#### INFORMATION SHOWN

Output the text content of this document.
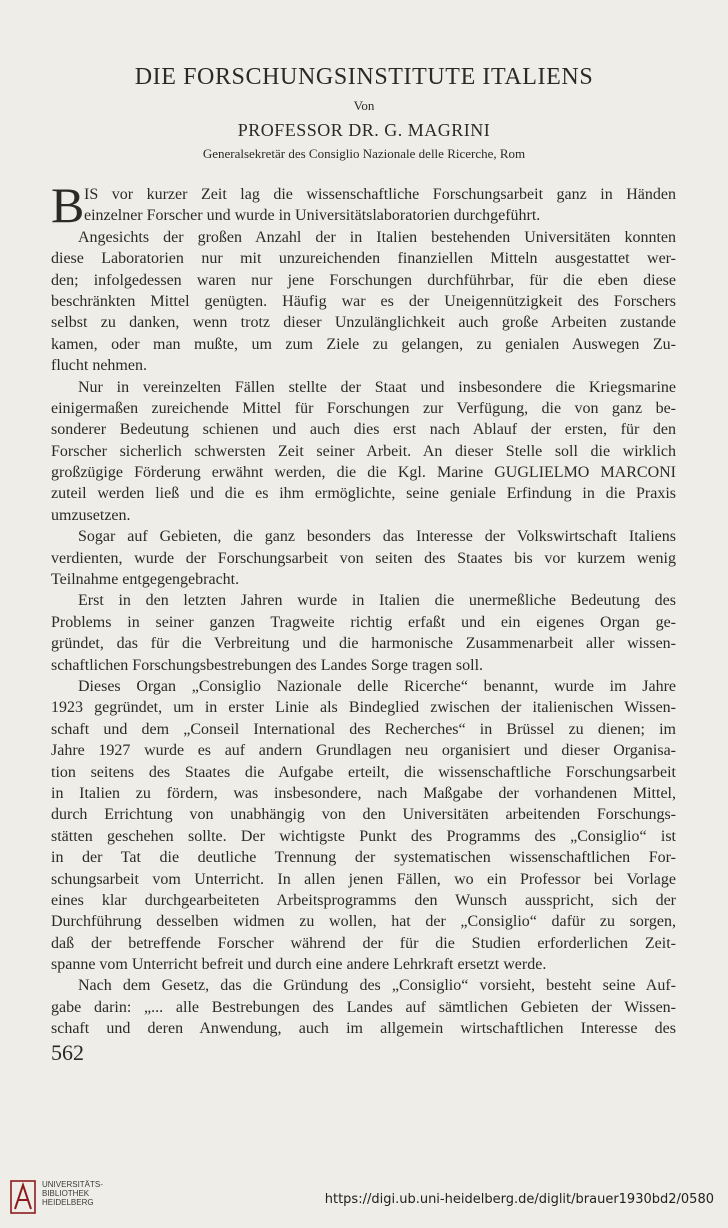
DIE FORSCHUNGSINSTITUTE ITALIENS
Von
PROFESSOR DR. G. MAGRINI
Generalsekretär des Consiglio Nazionale delle Ricerche, Rom
B IS vor kurzer Zeit lag die wissenschaftliche Forschungsarbeit ganz in Händen
einzelner Forscher und wurde in Universitätslaboratorien durchgeführt.
Angesichts der großen Anzahl der in Italien bestehenden Universitäten konnten
diese Laboratorien nur mit unzureichenden finanziellen Mitteln ausgestattet wer-
den; infolgedessen waren nur jene Forschungen durchführbar, für die eben diese
beschränkten Mittel genügten. Häufig war es der Uneigennützigkeit des Forschers
selbst zu danken, wenn trotz dieser Unzulänglichkeit auch große Arbeiten zustande
kamen, oder man mußte, um zum Ziele zu gelangen, zu genialen Auswegen Zu-
flucht nehmen.
Nur in vereinzelten Fällen stellte der Staat und insbesondere die Kriegsmarine
einigermaßen zureichende Mittel für Forschungen zur Verfügung, die von ganz be-
sonderer Bedeutung schienen und auch dies erst nach Ablauf der ersten, für den
Forscher sicherlich schwersten Zeit seiner Arbeit. An dieser Stelle soll die wirklich
großzügige Förderung erwähnt werden, die die Kgl. Marine GUGLIELMO MARCONI
zuteil werden ließ und die es ihm ermöglichte, seine geniale Erfindung in die Praxis
umzusetzen.
Sogar auf Gebieten, die ganz besonders das Interesse der Volkswirtschaft Italiens
verdienten, wurde der Forschungsarbeit von seiten des Staates bis vor kurzem wenig
Teilnahme entgegengebracht.
Erst in den letzten Jahren wurde in Italien die unermeßliche Bedeutung des
Problems in seiner ganzen Tragweite richtig erfaßt und ein eigenes Organ ge-
gründet, das für die Verbreitung und die harmonische Zusammenarbeit aller wissen-
schaftlichen Forschungsbestrebungen des Landes Sorge tragen soll.
Dieses Organ „Consiglio Nazionale delle Ricerche“ benannt, wurde im Jahre
1923 gegründet, um in erster Linie als Bindeglied zwischen der italienischen Wissen-
schaft und dem „Conseil International des Recherches“ in Brüssel zu dienen; im
Jahre 1927 wurde es auf andern Grundlagen neu organisiert und dieser Organisa-
tion seitens des Staates die Aufgabe erteilt, die wissenschaftliche Forschungsarbeit
in Italien zu fördern, was insbesondere, nach Maßgabe der vorhandenen Mittel,
durch Errichtung von unabhängig von den Universitäten arbeitenden Forschungs-
stätten geschehen sollte. Der wichtigste Punkt des Programms des „Consiglio“ ist
in der Tat die deutliche Trennung der systematischen wissenschaftlichen For-
schungsarbeit vom Unterricht. In allen jenen Fällen, wo ein Professor bei Vorlage
eines klar durchgearbeiteten Arbeitsprogramms den Wunsch ausspricht, sich der
Durchführung desselben widmen zu wollen, hat der „Consiglio“ dafür zu sorgen,
daß der betreffende Forscher während der für die Studien erforderlichen Zeit-
spanne vom Unterricht befreit und durch eine andere Lehrkraft ersetzt werde.
Nach dem Gesetz, das die Gründung des „Consiglio“ vorsieht, besteht seine Auf-
gabe darin: „... alle Bestrebungen des Landes auf sämtlichen Gebieten der Wissen-
schaft und deren Anwendung, auch im allgemein wirtschaftlichen Interesse des
562
UNIVERSITÄTS-
BIBLIOTHEK
HEIDELBERG	https://digi.ub.uni-heidelberg.de/diglit/brauer1930bd2/0580
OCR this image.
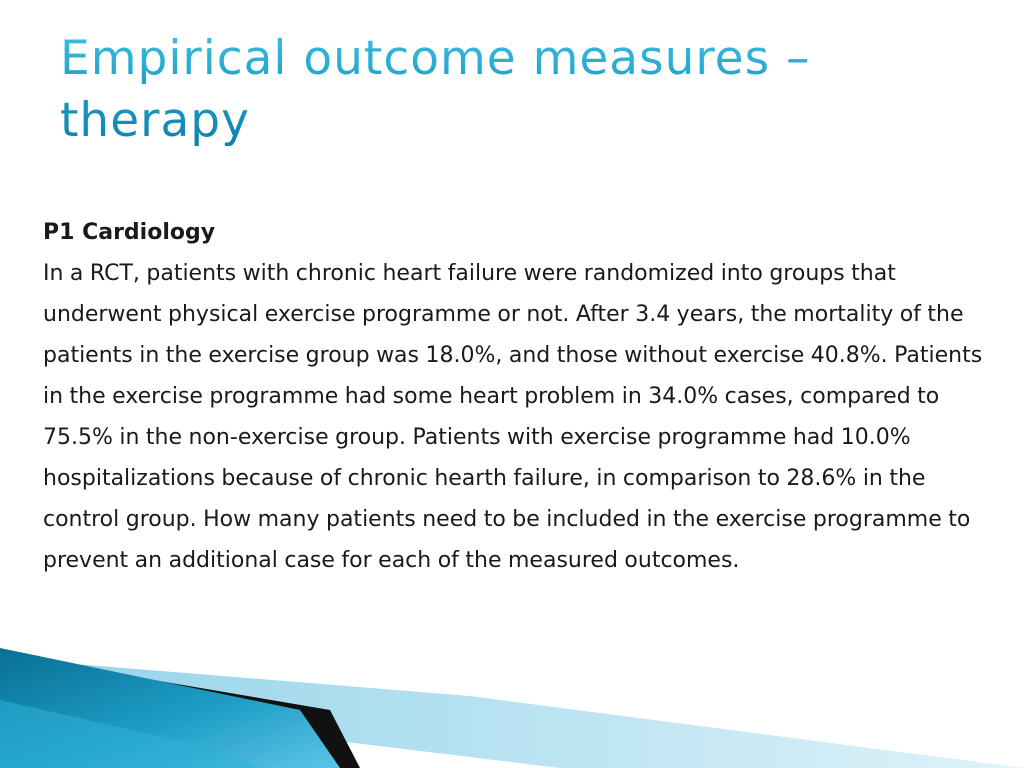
Empirical outcome measures – therapy
P1 Cardiology
In a RCT, patients with chronic heart failure were randomized into groups that underwent physical exercise programme or not. After 3.4 years, the mortality of the patients in the exercise group was 18.0%, and those without exercise 40.8%. Patients in the exercise programme had some heart problem in 34.0% cases, compared to 75.5% in the non-exercise group. Patients with exercise programme had 10.0% hospitalizations because of chronic hearth failure, in comparison to 28.6% in the control group. How many patients need to be included in the exercise programme to prevent an additional case for each of the measured outcomes.
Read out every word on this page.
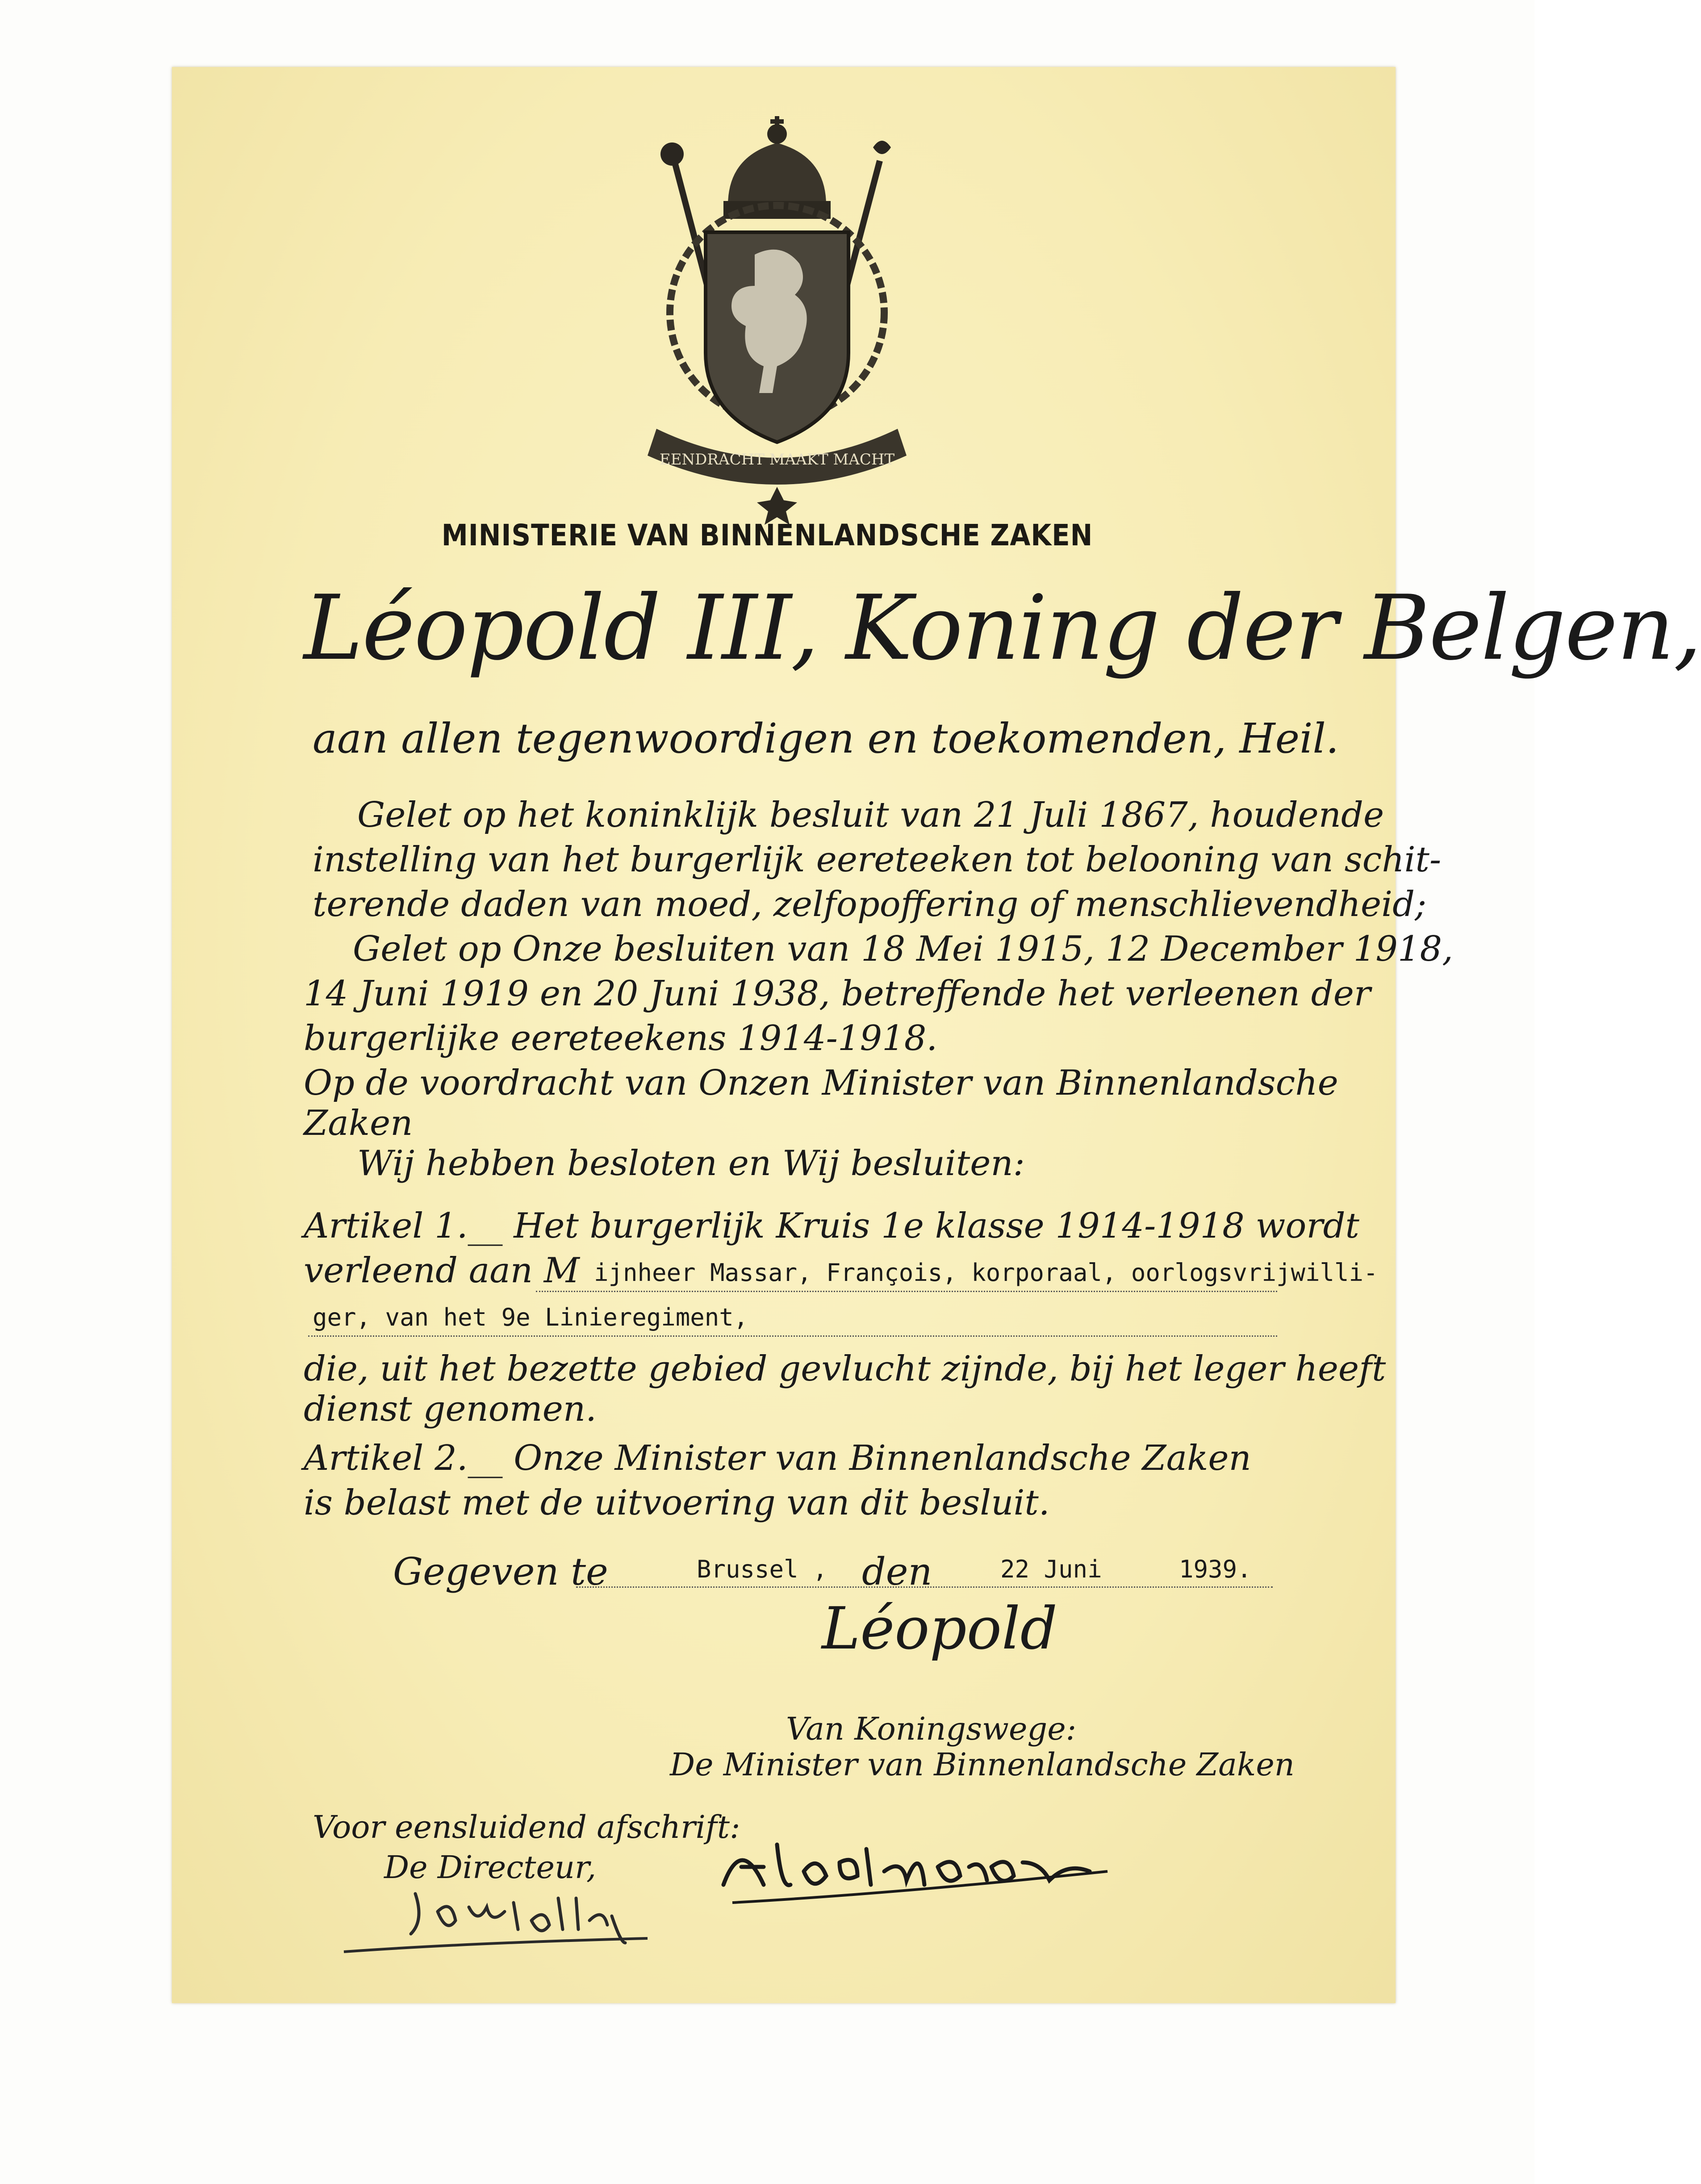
EENDRACHT MAAKT MACHT
MINISTERIE VAN BINNENLANDSCHE ZAKEN
Léopold III, Koning der Belgen,
aan allen tegenwoordigen en toekomenden, Heil.
Gelet op het koninklijk besluit van 21 Juli 1867, houdende
instelling van het burgerlijk eereteeken tot belooning van schit-
terende daden van moed, zelfopoffering of menschlievendheid;
Gelet op Onze besluiten van 18 Mei 1915, 12 December 1918,
14 Juni 1919 en 20 Juni 1938, betreffende het verleenen der
burgerlijke eereteekens 1914-1918.
Op de voordracht van Onzen Minister van Binnenlandsche
Zaken
Wij hebben besloten en Wij besluiten:
Artikel 1.__ Het burgerlijk Kruis 1e klasse 1914-1918 wordt
verleend aan M ijnheer Massar, François, korporaal, oorlogsvrijwilli-
ger, van het 9e Linieregiment,
die, uit het bezette gebied gevlucht zijnde, bij het leger heeft
dienst genomen.
Artikel 2.__ Onze Minister van Binnenlandsche Zaken
is belast met de uitvoering van dit besluit.
Gegeven te	Brussel , den	22 Juni	1939.
Léopold
Van Koningswege:
De Minister van Binnenlandsche Zaken
Voor eensluidend afschrift:
De Directeur,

########

### WHAT YOU NEED TO DO
The whole listing above is to be printed exactly; the pictures stay out.

### RESULT
Output the text content of this document.
DIE FORSCHUNGSINSTITUTE ITALIENS
Von
PROFESSOR DR. G. MAGRINI
Generalsekretär des Consiglio Nazionale delle Ricerche, Rom
B IS vor kurzer Zeit lag die wissenschaftliche Forschungsarbeit ganz in Händen
einzelner Forscher und wurde in Universitätslaboratorien durchgeführt.
Angesichts der großen Anzahl der in Italien bestehenden Universitäten konnten
diese Laboratorien nur mit unzureichenden finanziellen Mitteln ausgestattet wer-
den; infolgedessen waren nur jene Forschungen durchführbar, für die eben diese
beschränkten Mittel genügten. Häufig war es der Uneigennützigkeit des Forschers
selbst zu danken, wenn trotz dieser Unzulänglichkeit auch große Arbeiten zustande
kamen, oder man mußte, um zum Ziele zu gelangen, zu genialen Auswegen Zu-
flucht nehmen.
Nur in vereinzelten Fällen stellte der Staat und insbesondere die Kriegsmarine
einigermaßen zureichende Mittel für Forschungen zur Verfügung, die von ganz be-
sonderer Bedeutung schienen und auch dies erst nach Ablauf der ersten, für den
Forscher sicherlich schwersten Zeit seiner Arbeit. An dieser Stelle soll die wirklich
großzügige Förderung erwähnt werden, die die Kgl. Marine GUGLIELMO MARCONI
zuteil werden ließ und die es ihm ermöglichte, seine geniale Erfindung in die Praxis
umzusetzen.
Sogar auf Gebieten, die ganz besonders das Interesse der Volkswirtschaft Italiens
verdienten, wurde der Forschungsarbeit von seiten des Staates bis vor kurzem wenig
Teilnahme entgegengebracht.
Erst in den letzten Jahren wurde in Italien die unermeßliche Bedeutung des
Problems in seiner ganzen Tragweite richtig erfaßt und ein eigenes Organ ge-
gründet, das für die Verbreitung und die harmonische Zusammenarbeit aller wissen-
schaftlichen Forschungsbestrebungen des Landes Sorge tragen soll.
Dieses Organ „Consiglio Nazionale delle Ricerche“ benannt, wurde im Jahre
1923 gegründet, um in erster Linie als Bindeglied zwischen der italienischen Wissen-
schaft und dem „Conseil International des Recherches“ in Brüssel zu dienen; im
Jahre 1927 wurde es auf andern Grundlagen neu organisiert und dieser Organisa-
tion seitens des Staates die Aufgabe erteilt, die wissenschaftliche Forschungsarbeit
in Italien zu fördern, was insbesondere, nach Maßgabe der vorhandenen Mittel,
durch Errichtung von unabhängig von den Universitäten arbeitenden Forschungs-
stätten geschehen sollte. Der wichtigste Punkt des Programms des „Consiglio“ ist
in der Tat die deutliche Trennung der systematischen wissenschaftlichen For-
schungsarbeit vom Unterricht. In allen jenen Fällen, wo ein Professor bei Vorlage
eines klar durchgearbeiteten Arbeitsprogramms den Wunsch ausspricht, sich der
Durchführung desselben widmen zu wollen, hat der „Consiglio“ dafür zu sorgen,
daß der betreffende Forscher während der für die Studien erforderlichen Zeit-
spanne vom Unterricht befreit und durch eine andere Lehrkraft ersetzt werde.
Nach dem Gesetz, das die Gründung des „Consiglio“ vorsieht, besteht seine Auf-
gabe darin: „... alle Bestrebungen des Landes auf sämtlichen Gebieten der Wissen-
schaft und deren Anwendung, auch im allgemein wirtschaftlichen Interesse des
562
UNIVERSITÄTS-
BIBLIOTHEK
HEIDELBERG	https://digi.ub.uni-heidelberg.de/diglit/brauer1930bd2/0580
OCR this image.
Empirical outcome measures – therapy
P1 Cardiology
In a RCT, patients with chronic heart failure were randomized into groups that underwent physical exercise programme or not. After 3.4 years, the mortality of the patients in the exercise group was 18.0%, and those without exercise 40.8%. Patients in the exercise programme had some heart problem in 34.0% cases, compared to 75.5% in the non-exercise group. Patients with exercise programme had 10.0% hospitalizations because of chronic hearth failure, in comparison to 28.6% in the control group. How many patients need to be included in the exercise programme to prevent an additional case for each of the measured outcomes.
Read out every word on this page.
EENDRACHT MAAKT MACHT
MINISTERIE VAN BINNENLANDSCHE ZAKEN
Léopold III, Koning der Belgen,
aan allen tegenwoordigen en toekomenden, Heil.
Gelet op het koninklijk besluit van 21 Juli 1867, houdende
instelling van het burgerlijk eereteeken tot belooning van schit-
terende daden van moed, zelfopoffering of menschlievendheid;
Gelet op Onze besluiten van 18 Mei 1915, 12 December 1918,
14 Juni 1919 en 20 Juni 1938, betreffende het verleenen der
burgerlijke eereteekens 1914-1918.
Op de voordracht van Onzen Minister van Binnenlandsche
Zaken
Wij hebben besloten en Wij besluiten:
Artikel 1.__ Het burgerlijk Kruis 1e klasse 1914-1918 wordt
verleend aan M ijnheer Massar, François, korporaal, oorlogsvrijwilli-
ger, van het 9e Linieregiment,
die, uit het bezette gebied gevlucht zijnde, bij het leger heeft
dienst genomen.
Artikel 2.__ Onze Minister van Binnenlandsche Zaken
is belast met de uitvoering van dit besluit.
Gegeven te	Brussel , den	22 Juni	1939.
Léopold
Van Koningswege:
De Minister van Binnenlandsche Zaken
Voor eensluidend afschrift:
De Directeur,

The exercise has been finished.